= THE EXERCISE =
Below is a set of records; restate each one word for word.

= Extracted data entries =
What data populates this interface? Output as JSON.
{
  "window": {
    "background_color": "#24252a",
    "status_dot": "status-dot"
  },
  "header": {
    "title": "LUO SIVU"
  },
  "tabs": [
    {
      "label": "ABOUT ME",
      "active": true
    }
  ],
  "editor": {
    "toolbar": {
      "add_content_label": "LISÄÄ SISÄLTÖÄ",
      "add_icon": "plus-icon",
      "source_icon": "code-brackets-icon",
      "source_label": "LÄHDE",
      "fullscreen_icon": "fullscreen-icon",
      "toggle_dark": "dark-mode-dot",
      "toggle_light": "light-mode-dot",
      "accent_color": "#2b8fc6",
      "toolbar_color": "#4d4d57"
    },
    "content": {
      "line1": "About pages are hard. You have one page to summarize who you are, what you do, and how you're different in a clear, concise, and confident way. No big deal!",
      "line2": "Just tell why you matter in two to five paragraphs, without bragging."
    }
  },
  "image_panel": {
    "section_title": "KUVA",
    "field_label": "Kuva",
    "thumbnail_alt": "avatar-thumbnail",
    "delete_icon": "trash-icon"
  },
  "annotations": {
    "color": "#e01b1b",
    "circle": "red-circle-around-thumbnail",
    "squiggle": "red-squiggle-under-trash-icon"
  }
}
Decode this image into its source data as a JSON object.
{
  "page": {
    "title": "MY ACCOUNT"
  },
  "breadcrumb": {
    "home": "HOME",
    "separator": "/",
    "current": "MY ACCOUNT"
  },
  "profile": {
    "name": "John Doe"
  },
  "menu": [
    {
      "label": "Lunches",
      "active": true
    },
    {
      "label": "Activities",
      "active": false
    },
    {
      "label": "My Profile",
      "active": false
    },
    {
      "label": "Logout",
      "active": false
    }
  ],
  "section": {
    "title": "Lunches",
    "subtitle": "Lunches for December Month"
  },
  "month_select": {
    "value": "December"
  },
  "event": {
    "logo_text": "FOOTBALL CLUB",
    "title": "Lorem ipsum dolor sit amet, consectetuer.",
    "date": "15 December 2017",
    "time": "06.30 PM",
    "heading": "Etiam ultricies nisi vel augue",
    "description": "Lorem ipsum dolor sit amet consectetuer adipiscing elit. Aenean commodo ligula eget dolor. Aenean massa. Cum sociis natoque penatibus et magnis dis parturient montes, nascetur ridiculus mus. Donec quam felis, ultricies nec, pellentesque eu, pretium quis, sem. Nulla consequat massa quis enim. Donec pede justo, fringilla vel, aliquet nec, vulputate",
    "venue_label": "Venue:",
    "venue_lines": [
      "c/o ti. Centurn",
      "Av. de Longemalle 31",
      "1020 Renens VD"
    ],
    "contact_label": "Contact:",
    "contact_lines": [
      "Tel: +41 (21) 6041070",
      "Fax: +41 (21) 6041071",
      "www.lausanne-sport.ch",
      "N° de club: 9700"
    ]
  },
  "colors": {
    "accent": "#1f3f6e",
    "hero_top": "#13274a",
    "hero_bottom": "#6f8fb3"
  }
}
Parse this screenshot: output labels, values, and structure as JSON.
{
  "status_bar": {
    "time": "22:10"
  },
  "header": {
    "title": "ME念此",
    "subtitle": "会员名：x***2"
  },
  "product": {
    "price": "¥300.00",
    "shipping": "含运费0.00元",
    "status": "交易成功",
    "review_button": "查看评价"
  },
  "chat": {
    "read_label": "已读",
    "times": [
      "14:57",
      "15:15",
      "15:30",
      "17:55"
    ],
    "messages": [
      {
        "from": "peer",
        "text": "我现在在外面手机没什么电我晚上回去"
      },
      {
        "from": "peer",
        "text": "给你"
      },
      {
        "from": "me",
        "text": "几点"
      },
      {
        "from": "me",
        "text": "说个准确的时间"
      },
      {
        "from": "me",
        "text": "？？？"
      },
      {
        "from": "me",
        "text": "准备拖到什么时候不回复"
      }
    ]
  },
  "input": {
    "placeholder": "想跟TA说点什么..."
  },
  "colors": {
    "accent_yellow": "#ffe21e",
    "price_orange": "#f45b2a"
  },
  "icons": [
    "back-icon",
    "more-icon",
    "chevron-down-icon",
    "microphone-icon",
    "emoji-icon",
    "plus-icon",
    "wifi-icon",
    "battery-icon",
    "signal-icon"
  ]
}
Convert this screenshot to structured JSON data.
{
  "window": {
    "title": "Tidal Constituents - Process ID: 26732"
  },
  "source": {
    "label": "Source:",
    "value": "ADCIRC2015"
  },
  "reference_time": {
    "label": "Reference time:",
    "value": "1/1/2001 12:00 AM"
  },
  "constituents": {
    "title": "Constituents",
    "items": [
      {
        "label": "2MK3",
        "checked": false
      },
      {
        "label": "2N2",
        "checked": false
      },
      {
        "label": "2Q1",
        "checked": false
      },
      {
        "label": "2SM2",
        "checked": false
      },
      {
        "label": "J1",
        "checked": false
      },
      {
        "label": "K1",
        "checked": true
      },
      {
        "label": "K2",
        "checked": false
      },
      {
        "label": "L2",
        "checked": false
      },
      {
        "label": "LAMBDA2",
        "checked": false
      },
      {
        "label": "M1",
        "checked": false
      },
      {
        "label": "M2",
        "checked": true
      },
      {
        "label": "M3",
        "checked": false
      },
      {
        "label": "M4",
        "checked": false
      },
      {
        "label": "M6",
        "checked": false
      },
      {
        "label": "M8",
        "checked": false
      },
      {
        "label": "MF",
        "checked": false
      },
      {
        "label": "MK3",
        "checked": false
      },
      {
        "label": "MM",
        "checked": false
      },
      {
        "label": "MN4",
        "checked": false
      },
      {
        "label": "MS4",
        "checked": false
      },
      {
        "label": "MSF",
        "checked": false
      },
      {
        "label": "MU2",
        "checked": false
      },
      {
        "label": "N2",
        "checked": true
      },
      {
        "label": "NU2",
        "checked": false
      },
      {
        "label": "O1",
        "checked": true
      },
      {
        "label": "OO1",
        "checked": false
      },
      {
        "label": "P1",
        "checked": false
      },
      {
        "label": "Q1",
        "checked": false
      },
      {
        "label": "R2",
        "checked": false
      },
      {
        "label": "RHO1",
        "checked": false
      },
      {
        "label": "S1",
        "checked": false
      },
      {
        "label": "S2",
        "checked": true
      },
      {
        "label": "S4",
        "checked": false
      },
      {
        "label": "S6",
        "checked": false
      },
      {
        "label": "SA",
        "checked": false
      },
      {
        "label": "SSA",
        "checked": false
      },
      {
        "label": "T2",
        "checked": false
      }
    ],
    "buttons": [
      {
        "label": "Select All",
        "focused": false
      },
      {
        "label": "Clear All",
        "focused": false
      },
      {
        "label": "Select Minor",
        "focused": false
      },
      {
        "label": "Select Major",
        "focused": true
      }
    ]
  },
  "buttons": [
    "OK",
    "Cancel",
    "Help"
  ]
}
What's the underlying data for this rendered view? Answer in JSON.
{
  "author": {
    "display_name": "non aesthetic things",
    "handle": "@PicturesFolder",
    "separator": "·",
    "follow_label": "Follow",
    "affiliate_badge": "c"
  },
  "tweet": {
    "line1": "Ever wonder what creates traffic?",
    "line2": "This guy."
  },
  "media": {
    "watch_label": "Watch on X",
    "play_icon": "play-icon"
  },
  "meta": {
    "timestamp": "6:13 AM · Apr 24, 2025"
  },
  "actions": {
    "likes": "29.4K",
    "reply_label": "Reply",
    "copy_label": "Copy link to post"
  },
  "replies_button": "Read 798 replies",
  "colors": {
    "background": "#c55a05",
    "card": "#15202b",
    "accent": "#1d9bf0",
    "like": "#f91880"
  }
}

= OUTPUT BELOW =
What data populates this interface? Output as JSON.
{
  "window": {
    "background_color": "#24252a",
    "status_dot": "status-dot"
  },
  "header": {
    "title": "LUO SIVU"
  },
  "tabs": [
    {
      "label": "ABOUT ME",
      "active": true
    }
  ],
  "editor": {
    "toolbar": {
      "add_content_label": "LISÄÄ SISÄLTÖÄ",
      "add_icon": "plus-icon",
      "source_icon": "code-brackets-icon",
      "source_label": "LÄHDE",
      "fullscreen_icon": "fullscreen-icon",
      "toggle_dark": "dark-mode-dot",
      "toggle_light": "light-mode-dot",
      "accent_color": "#2b8fc6",
      "toolbar_color": "#4d4d57"
    },
    "content": {
      "line1": "About pages are hard. You have one page to summarize who you are, what you do, and how you're different in a clear, concise, and confident way. No big deal!",
      "line2": "Just tell why you matter in two to five paragraphs, without bragging."
    }
  },
  "image_panel": {
    "section_title": "KUVA",
    "field_label": "Kuva",
    "thumbnail_alt": "avatar-thumbnail",
    "delete_icon": "trash-icon"
  },
  "annotations": {
    "color": "#e01b1b",
    "circle": "red-circle-around-thumbnail",
    "squiggle": "red-squiggle-under-trash-icon"
  }
}
Decode this image into its source data as a JSON object.
{
  "page": {
    "title": "MY ACCOUNT"
  },
  "breadcrumb": {
    "home": "HOME",
    "separator": "/",
    "current": "MY ACCOUNT"
  },
  "profile": {
    "name": "John Doe"
  },
  "menu": [
    {
      "label": "Lunches",
      "active": true
    },
    {
      "label": "Activities",
      "active": false
    },
    {
      "label": "My Profile",
      "active": false
    },
    {
      "label": "Logout",
      "active": false
    }
  ],
  "section": {
    "title": "Lunches",
    "subtitle": "Lunches for December Month"
  },
  "month_select": {
    "value": "December"
  },
  "event": {
    "logo_text": "FOOTBALL CLUB",
    "title": "Lorem ipsum dolor sit amet, consectetuer.",
    "date": "15 December 2017",
    "time": "06.30 PM",
    "heading": "Etiam ultricies nisi vel augue",
    "description": "Lorem ipsum dolor sit amet consectetuer adipiscing elit. Aenean commodo ligula eget dolor. Aenean massa. Cum sociis natoque penatibus et magnis dis parturient montes, nascetur ridiculus mus. Donec quam felis, ultricies nec, pellentesque eu, pretium quis, sem. Nulla consequat massa quis enim. Donec pede justo, fringilla vel, aliquet nec, vulputate",
    "venue_label": "Venue:",
    "venue_lines": [
      "c/o ti. Centurn",
      "Av. de Longemalle 31",
      "1020 Renens VD"
    ],
    "contact_label": "Contact:",
    "contact_lines": [
      "Tel: +41 (21) 6041070",
      "Fax: +41 (21) 6041071",
      "www.lausanne-sport.ch",
      "N° de club: 9700"
    ]
  },
  "colors": {
    "accent": "#1f3f6e",
    "hero_top": "#13274a",
    "hero_bottom": "#6f8fb3"
  }
}
Parse this screenshot: output labels, values, and structure as JSON.
{
  "status_bar": {
    "time": "22:10"
  },
  "header": {
    "title": "ME念此",
    "subtitle": "会员名：x***2"
  },
  "product": {
    "price": "¥300.00",
    "shipping": "含运费0.00元",
    "status": "交易成功",
    "review_button": "查看评价"
  },
  "chat": {
    "read_label": "已读",
    "times": [
      "14:57",
      "15:15",
      "15:30",
      "17:55"
    ],
    "messages": [
      {
        "from": "peer",
        "text": "我现在在外面手机没什么电我晚上回去"
      },
      {
        "from": "peer",
        "text": "给你"
      },
      {
        "from": "me",
        "text": "几点"
      },
      {
        "from": "me",
        "text": "说个准确的时间"
      },
      {
        "from": "me",
        "text": "？？？"
      },
      {
        "from": "me",
        "text": "准备拖到什么时候不回复"
      }
    ]
  },
  "input": {
    "placeholder": "想跟TA说点什么..."
  },
  "colors": {
    "accent_yellow": "#ffe21e",
    "price_orange": "#f45b2a"
  },
  "icons": [
    "back-icon",
    "more-icon",
    "chevron-down-icon",
    "microphone-icon",
    "emoji-icon",
    "plus-icon",
    "wifi-icon",
    "battery-icon",
    "signal-icon"
  ]
}
Convert this screenshot to structured JSON data.
{
  "window": {
    "title": "Tidal Constituents - Process ID: 26732"
  },
  "source": {
    "label": "Source:",
    "value": "ADCIRC2015"
  },
  "reference_time": {
    "label": "Reference time:",
    "value": "1/1/2001 12:00 AM"
  },
  "constituents": {
    "title": "Constituents",
    "items": [
      {
        "label": "2MK3",
        "checked": false
      },
      {
        "label": "2N2",
        "checked": false
      },
      {
        "label": "2Q1",
        "checked": false
      },
      {
        "label": "2SM2",
        "checked": false
      },
      {
        "label": "J1",
        "checked": false
      },
      {
        "label": "K1",
        "checked": true
      },
      {
        "label": "K2",
        "checked": false
      },
      {
        "label": "L2",
        "checked": false
      },
      {
        "label": "LAMBDA2",
        "checked": false
      },
      {
        "label": "M1",
        "checked": false
      },
      {
        "label": "M2",
        "checked": true
      },
      {
        "label": "M3",
        "checked": false
      },
      {
        "label": "M4",
        "checked": false
      },
      {
        "label": "M6",
        "checked": false
      },
      {
        "label": "M8",
        "checked": false
      },
      {
        "label": "MF",
        "checked": false
      },
      {
        "label": "MK3",
        "checked": false
      },
      {
        "label": "MM",
        "checked": false
      },
      {
        "label": "MN4",
        "checked": false
      },
      {
        "label": "MS4",
        "checked": false
      },
      {
        "label": "MSF",
        "checked": false
      },
      {
        "label": "MU2",
        "checked": false
      },
      {
        "label": "N2",
        "checked": true
      },
      {
        "label": "NU2",
        "checked": false
      },
      {
        "label": "O1",
        "checked": true
      },
      {
        "label": "OO1",
        "checked": false
      },
      {
        "label": "P1",
        "checked": false
      },
      {
        "label": "Q1",
        "checked": false
      },
      {
        "label": "R2",
        "checked": false
      },
      {
        "label": "RHO1",
        "checked": false
      },
      {
        "label": "S1",
        "checked": false
      },
      {
        "label": "S2",
        "checked": true
      },
      {
        "label": "S4",
        "checked": false
      },
      {
        "label": "S6",
        "checked": false
      },
      {
        "label": "SA",
        "checked": false
      },
      {
        "label": "SSA",
        "checked": false
      },
      {
        "label": "T2",
        "checked": false
      }
    ],
    "buttons": [
      {
        "label": "Select All",
        "focused": false
      },
      {
        "label": "Clear All",
        "focused": false
      },
      {
        "label": "Select Minor",
        "focused": false
      },
      {
        "label": "Select Major",
        "focused": true
      }
    ]
  },
  "buttons": [
    "OK",
    "Cancel",
    "Help"
  ]
}
What's the underlying data for this rendered view? Answer in JSON.
{
  "author": {
    "display_name": "non aesthetic things",
    "handle": "@PicturesFolder",
    "separator": "·",
    "follow_label": "Follow",
    "affiliate_badge": "c"
  },
  "tweet": {
    "line1": "Ever wonder what creates traffic?",
    "line2": "This guy."
  },
  "media": {
    "watch_label": "Watch on X",
    "play_icon": "play-icon"
  },
  "meta": {
    "timestamp": "6:13 AM · Apr 24, 2025"
  },
  "actions": {
    "likes": "29.4K",
    "reply_label": "Reply",
    "copy_label": "Copy link to post"
  },
  "replies_button": "Read 798 replies",
  "colors": {
    "background": "#c55a05",
    "card": "#15202b",
    "accent": "#1d9bf0",
    "like": "#f91880"
  }
}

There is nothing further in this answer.